* Start Source records *
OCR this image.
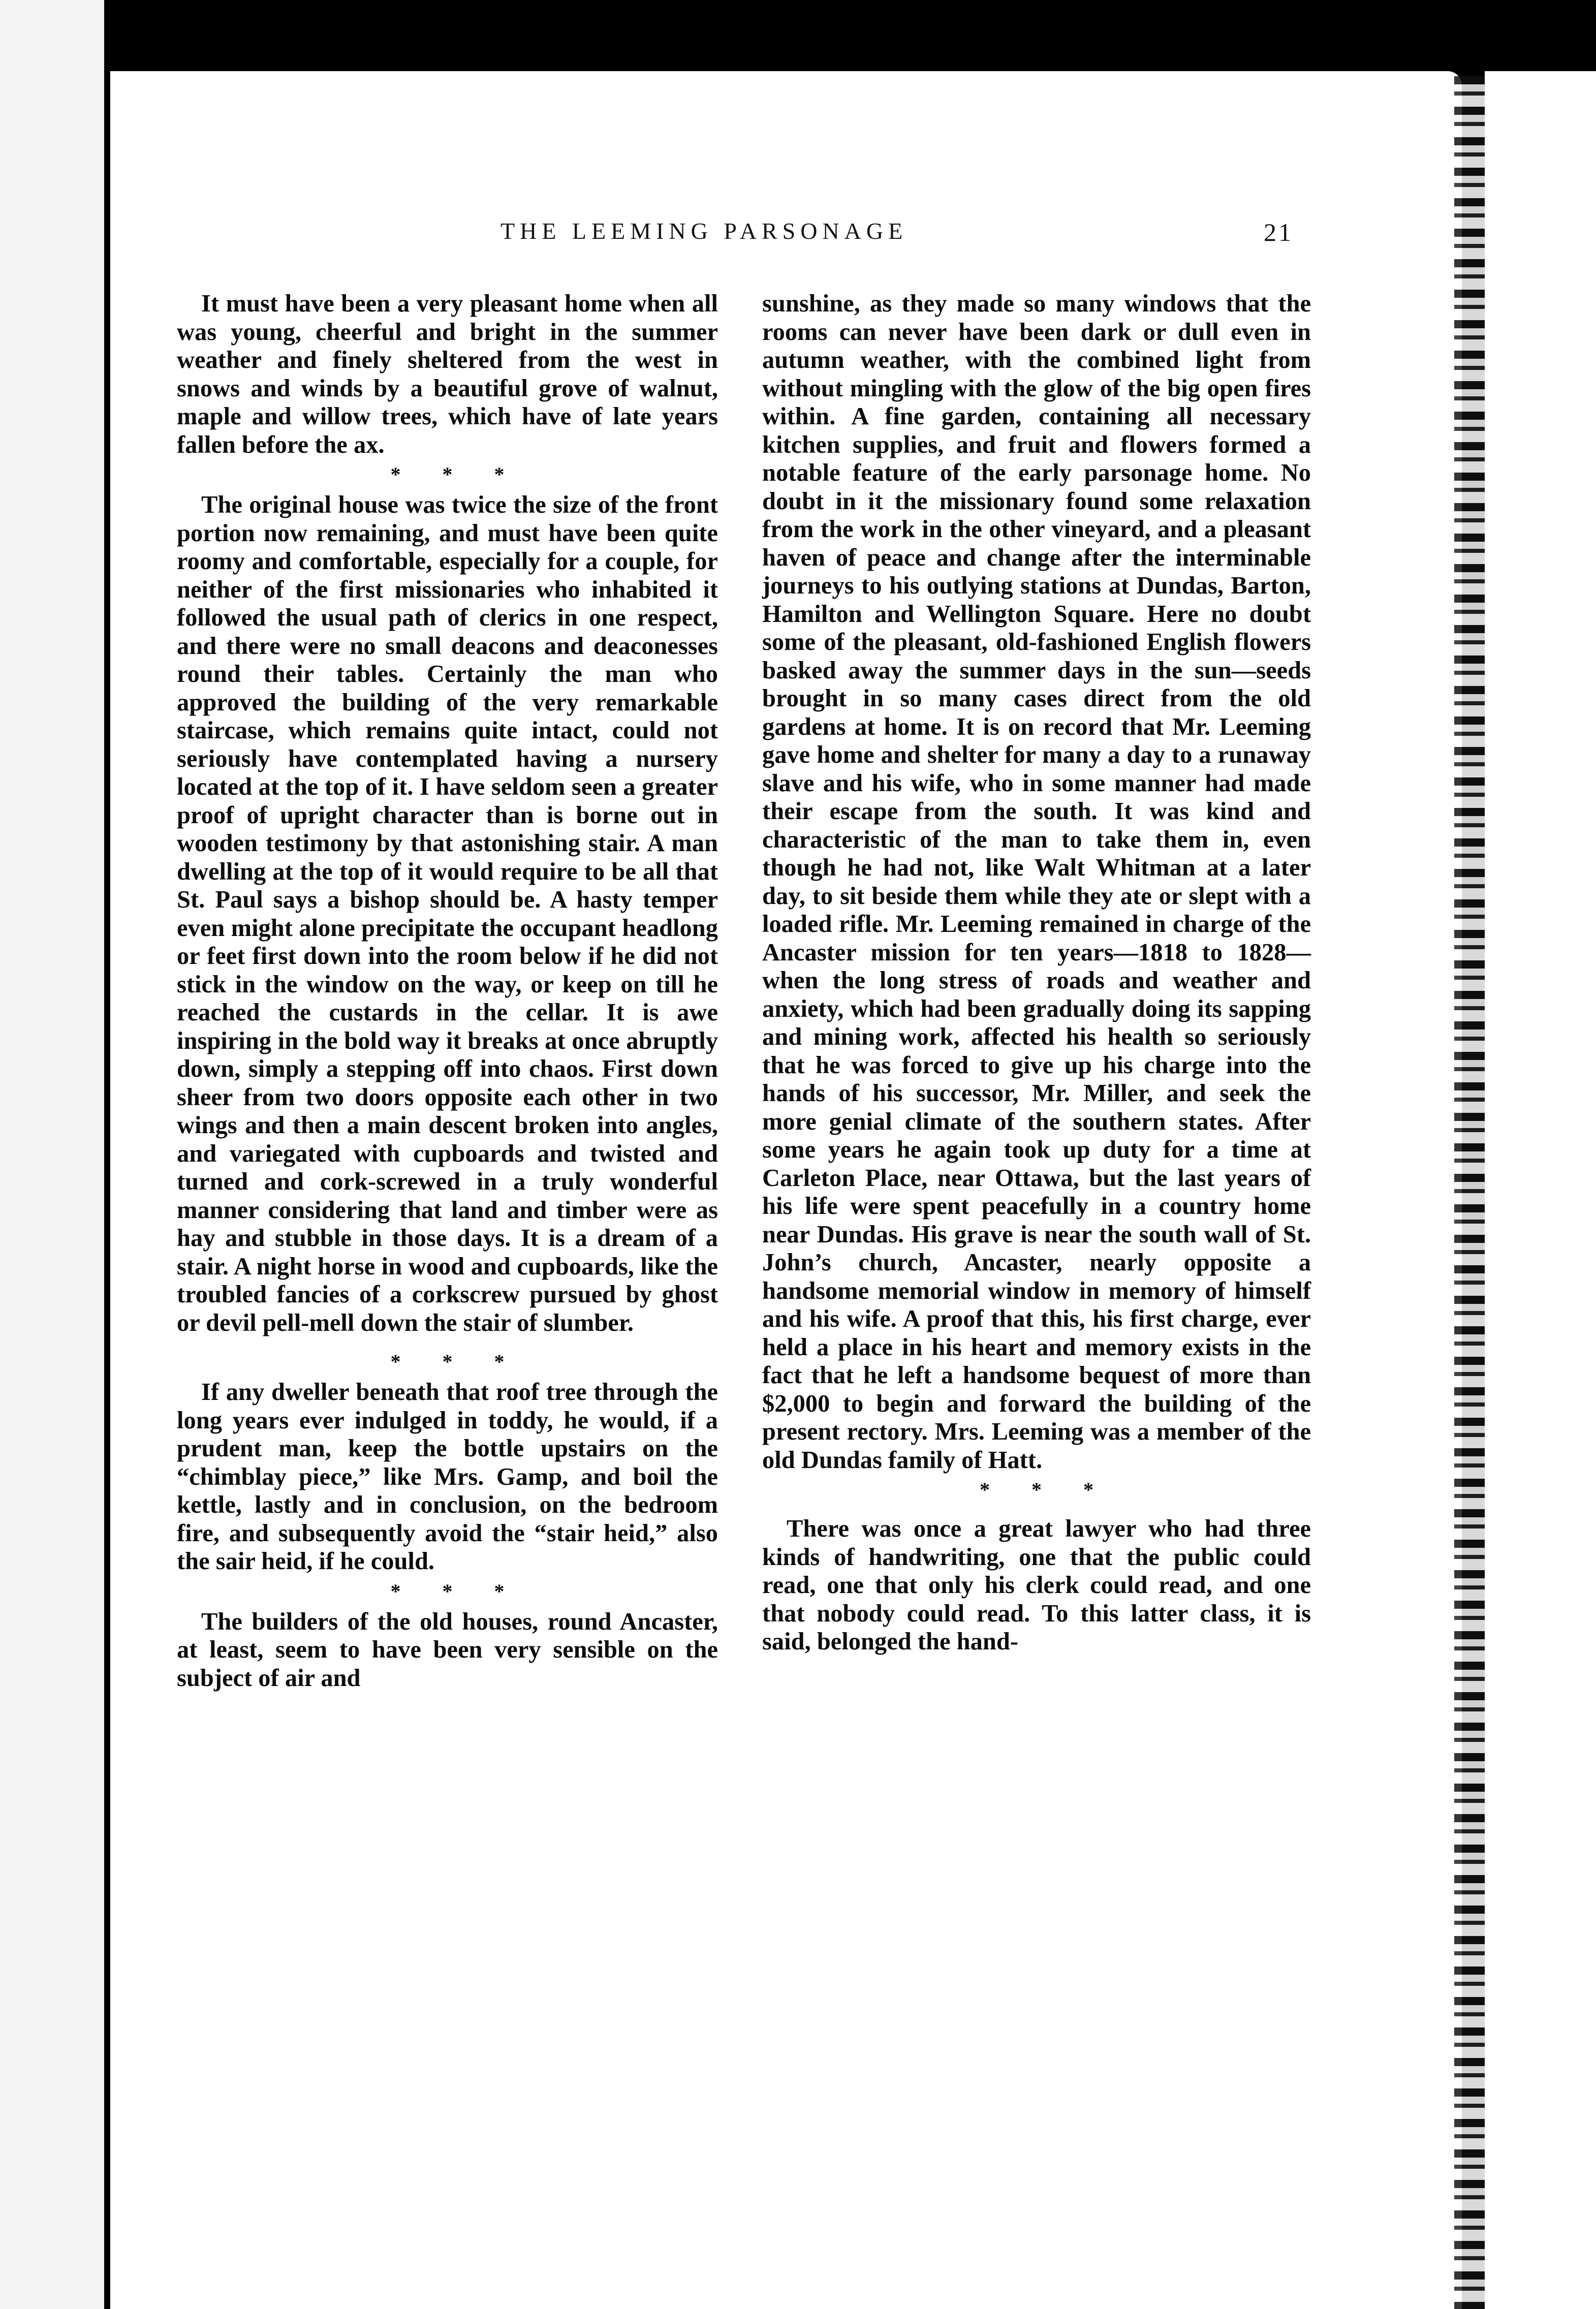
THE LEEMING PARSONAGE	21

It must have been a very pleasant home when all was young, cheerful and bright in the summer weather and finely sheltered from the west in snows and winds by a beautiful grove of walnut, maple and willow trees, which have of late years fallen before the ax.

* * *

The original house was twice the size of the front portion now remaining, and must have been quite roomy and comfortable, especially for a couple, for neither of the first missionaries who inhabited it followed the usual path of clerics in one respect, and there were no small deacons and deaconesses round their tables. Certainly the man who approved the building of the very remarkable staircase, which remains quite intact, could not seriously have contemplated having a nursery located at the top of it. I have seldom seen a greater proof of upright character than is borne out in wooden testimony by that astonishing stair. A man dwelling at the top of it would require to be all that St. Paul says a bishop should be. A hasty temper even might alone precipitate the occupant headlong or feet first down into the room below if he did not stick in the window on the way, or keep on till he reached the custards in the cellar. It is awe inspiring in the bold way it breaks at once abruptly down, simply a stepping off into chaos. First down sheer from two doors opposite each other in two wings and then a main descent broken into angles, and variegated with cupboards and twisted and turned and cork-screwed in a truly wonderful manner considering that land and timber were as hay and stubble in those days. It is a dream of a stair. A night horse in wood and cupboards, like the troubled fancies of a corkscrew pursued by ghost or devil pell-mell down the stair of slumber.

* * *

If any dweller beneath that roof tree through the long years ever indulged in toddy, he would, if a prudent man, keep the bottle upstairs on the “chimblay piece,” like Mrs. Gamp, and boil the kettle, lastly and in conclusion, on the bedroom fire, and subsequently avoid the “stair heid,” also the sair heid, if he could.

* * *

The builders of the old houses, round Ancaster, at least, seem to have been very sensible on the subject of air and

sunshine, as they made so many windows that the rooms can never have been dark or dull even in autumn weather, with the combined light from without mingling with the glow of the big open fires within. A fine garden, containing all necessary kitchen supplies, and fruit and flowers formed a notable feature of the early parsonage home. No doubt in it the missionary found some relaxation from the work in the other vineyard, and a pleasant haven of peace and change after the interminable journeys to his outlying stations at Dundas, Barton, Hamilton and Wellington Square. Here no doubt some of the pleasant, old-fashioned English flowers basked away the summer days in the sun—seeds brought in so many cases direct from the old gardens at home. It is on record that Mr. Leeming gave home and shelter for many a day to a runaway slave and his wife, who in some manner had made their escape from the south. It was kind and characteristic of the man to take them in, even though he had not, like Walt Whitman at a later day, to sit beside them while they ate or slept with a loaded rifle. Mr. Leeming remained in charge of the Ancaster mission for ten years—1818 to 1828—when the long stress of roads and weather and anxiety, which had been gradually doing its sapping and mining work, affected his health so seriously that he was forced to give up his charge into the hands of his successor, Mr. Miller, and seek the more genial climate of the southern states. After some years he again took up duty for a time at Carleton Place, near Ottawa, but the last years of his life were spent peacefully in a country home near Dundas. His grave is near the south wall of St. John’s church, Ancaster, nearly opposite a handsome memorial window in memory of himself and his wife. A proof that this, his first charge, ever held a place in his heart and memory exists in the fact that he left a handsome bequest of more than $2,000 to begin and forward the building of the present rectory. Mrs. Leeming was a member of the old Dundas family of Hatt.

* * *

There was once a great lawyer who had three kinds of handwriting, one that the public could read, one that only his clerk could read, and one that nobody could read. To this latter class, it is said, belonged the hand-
* End Source records *
* Start Source records *
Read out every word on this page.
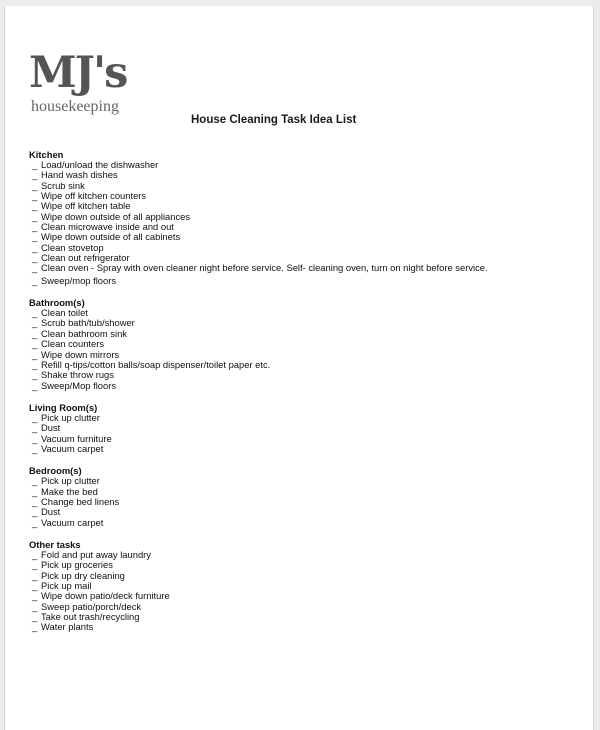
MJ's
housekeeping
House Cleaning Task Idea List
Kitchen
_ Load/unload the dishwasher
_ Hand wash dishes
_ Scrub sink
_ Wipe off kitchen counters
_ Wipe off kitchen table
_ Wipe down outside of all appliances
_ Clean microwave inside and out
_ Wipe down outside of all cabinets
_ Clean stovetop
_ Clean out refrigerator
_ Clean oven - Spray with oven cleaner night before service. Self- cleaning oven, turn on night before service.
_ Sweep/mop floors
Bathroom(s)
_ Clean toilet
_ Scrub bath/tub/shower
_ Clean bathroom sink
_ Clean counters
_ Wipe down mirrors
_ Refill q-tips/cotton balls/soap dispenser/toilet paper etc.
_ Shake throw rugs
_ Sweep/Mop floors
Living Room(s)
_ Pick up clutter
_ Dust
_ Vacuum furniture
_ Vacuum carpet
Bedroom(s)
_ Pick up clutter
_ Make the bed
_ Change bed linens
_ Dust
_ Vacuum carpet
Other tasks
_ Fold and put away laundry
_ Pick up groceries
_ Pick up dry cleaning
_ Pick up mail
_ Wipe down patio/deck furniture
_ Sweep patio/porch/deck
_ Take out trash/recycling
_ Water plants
* End Source records *
* [Job] What is the number of lines that contain "counters"? Reply with that number alone.

* [Full answer] 2